* Challenge: Isolate every line in the records below with "Automatic" in it.

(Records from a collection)
::::

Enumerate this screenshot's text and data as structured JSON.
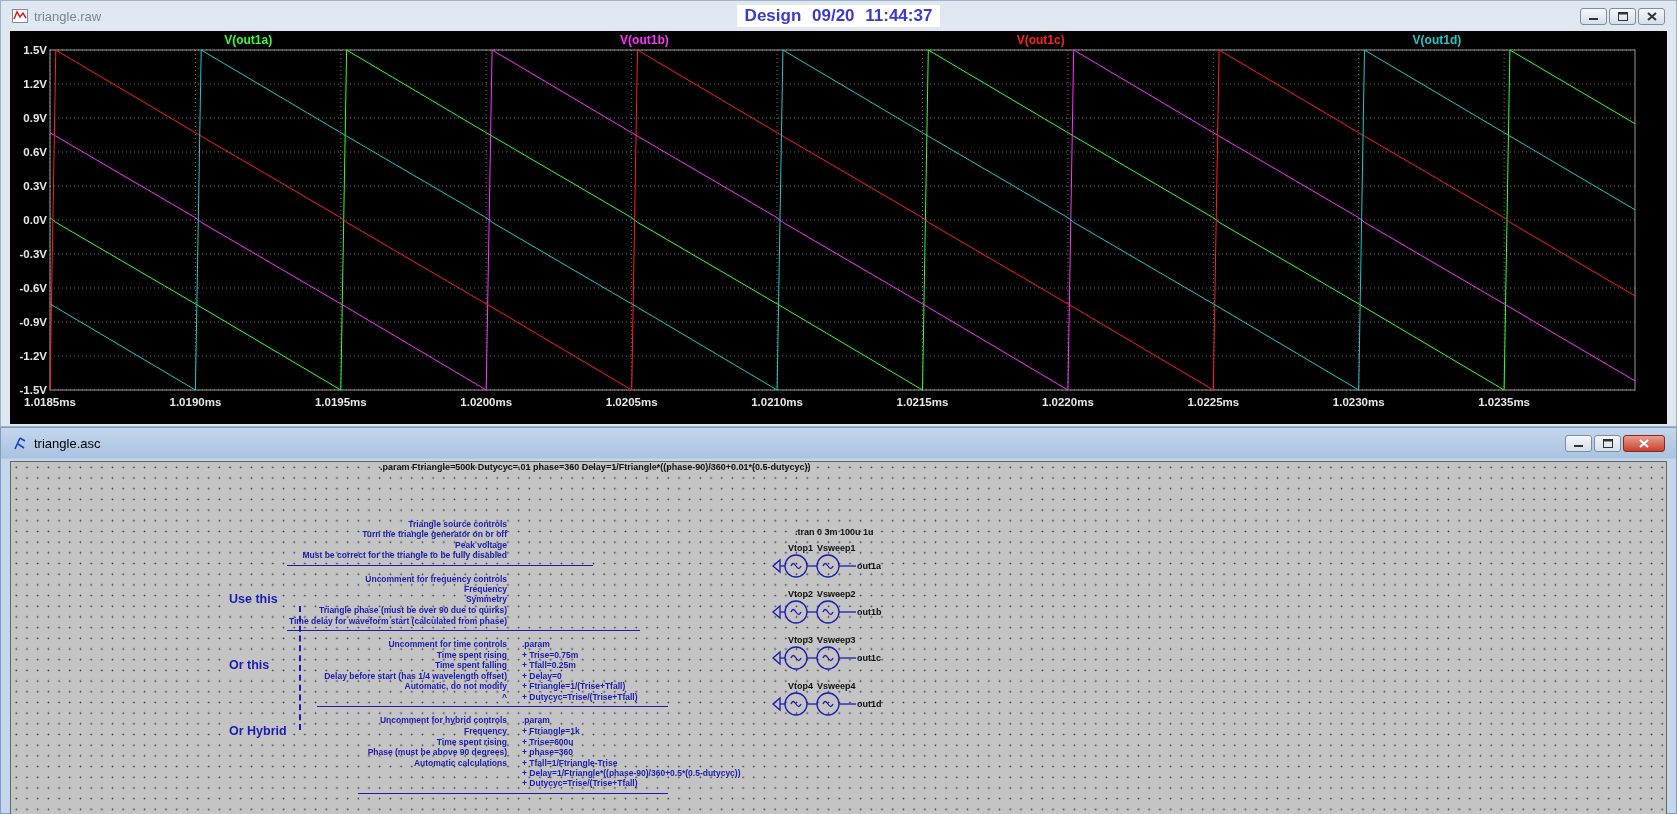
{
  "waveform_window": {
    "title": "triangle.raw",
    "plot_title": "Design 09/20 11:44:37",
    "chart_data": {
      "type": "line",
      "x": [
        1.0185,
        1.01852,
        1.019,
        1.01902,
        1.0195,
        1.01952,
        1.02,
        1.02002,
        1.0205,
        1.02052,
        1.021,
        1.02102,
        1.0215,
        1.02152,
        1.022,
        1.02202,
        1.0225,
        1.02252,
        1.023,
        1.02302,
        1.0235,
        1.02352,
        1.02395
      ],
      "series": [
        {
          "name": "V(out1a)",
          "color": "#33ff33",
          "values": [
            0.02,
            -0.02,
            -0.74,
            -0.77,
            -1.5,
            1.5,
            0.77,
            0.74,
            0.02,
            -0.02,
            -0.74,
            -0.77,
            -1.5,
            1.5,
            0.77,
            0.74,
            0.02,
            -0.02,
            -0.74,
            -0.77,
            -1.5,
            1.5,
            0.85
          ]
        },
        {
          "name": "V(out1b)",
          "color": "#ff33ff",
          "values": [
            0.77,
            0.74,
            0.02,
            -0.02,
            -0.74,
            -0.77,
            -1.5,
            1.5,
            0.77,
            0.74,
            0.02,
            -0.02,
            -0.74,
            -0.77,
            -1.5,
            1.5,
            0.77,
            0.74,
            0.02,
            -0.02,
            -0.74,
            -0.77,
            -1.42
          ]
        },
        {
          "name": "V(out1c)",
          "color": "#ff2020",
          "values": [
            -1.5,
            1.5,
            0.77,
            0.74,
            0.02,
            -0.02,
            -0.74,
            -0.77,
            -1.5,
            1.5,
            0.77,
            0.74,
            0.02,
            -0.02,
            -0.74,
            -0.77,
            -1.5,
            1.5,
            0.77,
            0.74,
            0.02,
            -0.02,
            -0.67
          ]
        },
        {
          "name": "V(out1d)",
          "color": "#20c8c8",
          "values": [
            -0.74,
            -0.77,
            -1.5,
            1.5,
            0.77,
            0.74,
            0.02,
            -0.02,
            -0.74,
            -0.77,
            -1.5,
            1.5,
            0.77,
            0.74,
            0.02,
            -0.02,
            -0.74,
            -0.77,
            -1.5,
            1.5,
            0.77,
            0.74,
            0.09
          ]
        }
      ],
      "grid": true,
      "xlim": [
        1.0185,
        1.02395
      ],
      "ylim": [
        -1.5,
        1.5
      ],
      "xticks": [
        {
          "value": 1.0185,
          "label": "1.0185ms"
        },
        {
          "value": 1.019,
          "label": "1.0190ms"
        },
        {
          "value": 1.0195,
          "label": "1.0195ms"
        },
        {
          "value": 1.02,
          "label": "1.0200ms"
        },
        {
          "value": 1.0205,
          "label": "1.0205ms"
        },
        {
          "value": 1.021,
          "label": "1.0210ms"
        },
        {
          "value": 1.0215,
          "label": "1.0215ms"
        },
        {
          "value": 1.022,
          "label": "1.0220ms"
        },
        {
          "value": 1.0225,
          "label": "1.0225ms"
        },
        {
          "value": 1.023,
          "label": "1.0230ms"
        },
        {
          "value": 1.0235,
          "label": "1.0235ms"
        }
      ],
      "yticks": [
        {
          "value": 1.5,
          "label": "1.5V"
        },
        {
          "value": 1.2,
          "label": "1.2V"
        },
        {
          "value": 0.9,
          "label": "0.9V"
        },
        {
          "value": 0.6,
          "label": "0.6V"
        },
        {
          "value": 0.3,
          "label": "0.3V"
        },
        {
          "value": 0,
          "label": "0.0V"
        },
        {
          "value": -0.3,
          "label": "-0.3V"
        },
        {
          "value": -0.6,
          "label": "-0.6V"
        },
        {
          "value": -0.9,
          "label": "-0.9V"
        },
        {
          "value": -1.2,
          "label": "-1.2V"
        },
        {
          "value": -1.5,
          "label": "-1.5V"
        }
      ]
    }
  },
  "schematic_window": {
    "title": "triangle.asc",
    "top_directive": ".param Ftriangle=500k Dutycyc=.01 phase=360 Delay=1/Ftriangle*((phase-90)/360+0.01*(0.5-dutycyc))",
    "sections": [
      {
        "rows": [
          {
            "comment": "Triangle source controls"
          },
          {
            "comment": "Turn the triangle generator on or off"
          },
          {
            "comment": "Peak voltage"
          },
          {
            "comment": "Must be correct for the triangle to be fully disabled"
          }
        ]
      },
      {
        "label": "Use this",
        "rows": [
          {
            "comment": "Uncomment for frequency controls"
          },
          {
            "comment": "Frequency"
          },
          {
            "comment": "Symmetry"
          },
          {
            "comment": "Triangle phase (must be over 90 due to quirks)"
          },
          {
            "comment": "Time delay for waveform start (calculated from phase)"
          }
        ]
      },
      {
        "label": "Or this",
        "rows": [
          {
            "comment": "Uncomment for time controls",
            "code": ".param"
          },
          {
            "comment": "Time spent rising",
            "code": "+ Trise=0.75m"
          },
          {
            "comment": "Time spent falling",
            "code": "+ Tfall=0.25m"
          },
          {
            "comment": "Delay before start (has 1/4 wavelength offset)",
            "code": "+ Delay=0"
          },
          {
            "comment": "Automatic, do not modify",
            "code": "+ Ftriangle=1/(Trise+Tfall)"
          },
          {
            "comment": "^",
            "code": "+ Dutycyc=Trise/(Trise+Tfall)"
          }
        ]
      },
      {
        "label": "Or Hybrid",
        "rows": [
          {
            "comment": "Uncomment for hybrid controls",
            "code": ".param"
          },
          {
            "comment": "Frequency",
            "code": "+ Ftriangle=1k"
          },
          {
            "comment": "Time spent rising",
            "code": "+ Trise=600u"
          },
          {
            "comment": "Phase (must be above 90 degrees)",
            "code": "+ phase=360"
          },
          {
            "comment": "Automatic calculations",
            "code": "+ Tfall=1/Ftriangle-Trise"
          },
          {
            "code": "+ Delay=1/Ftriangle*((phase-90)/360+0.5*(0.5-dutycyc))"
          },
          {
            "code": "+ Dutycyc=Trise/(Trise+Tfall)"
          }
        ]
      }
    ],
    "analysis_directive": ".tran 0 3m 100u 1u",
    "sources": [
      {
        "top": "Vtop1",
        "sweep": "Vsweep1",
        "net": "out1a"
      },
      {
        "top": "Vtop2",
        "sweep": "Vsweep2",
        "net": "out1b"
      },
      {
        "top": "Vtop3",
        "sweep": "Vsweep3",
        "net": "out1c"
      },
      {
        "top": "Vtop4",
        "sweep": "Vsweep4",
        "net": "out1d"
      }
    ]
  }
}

::::

* Exercise result:
            "comment": "Automatic, do not modify",
            "comment": "Automatic calculations",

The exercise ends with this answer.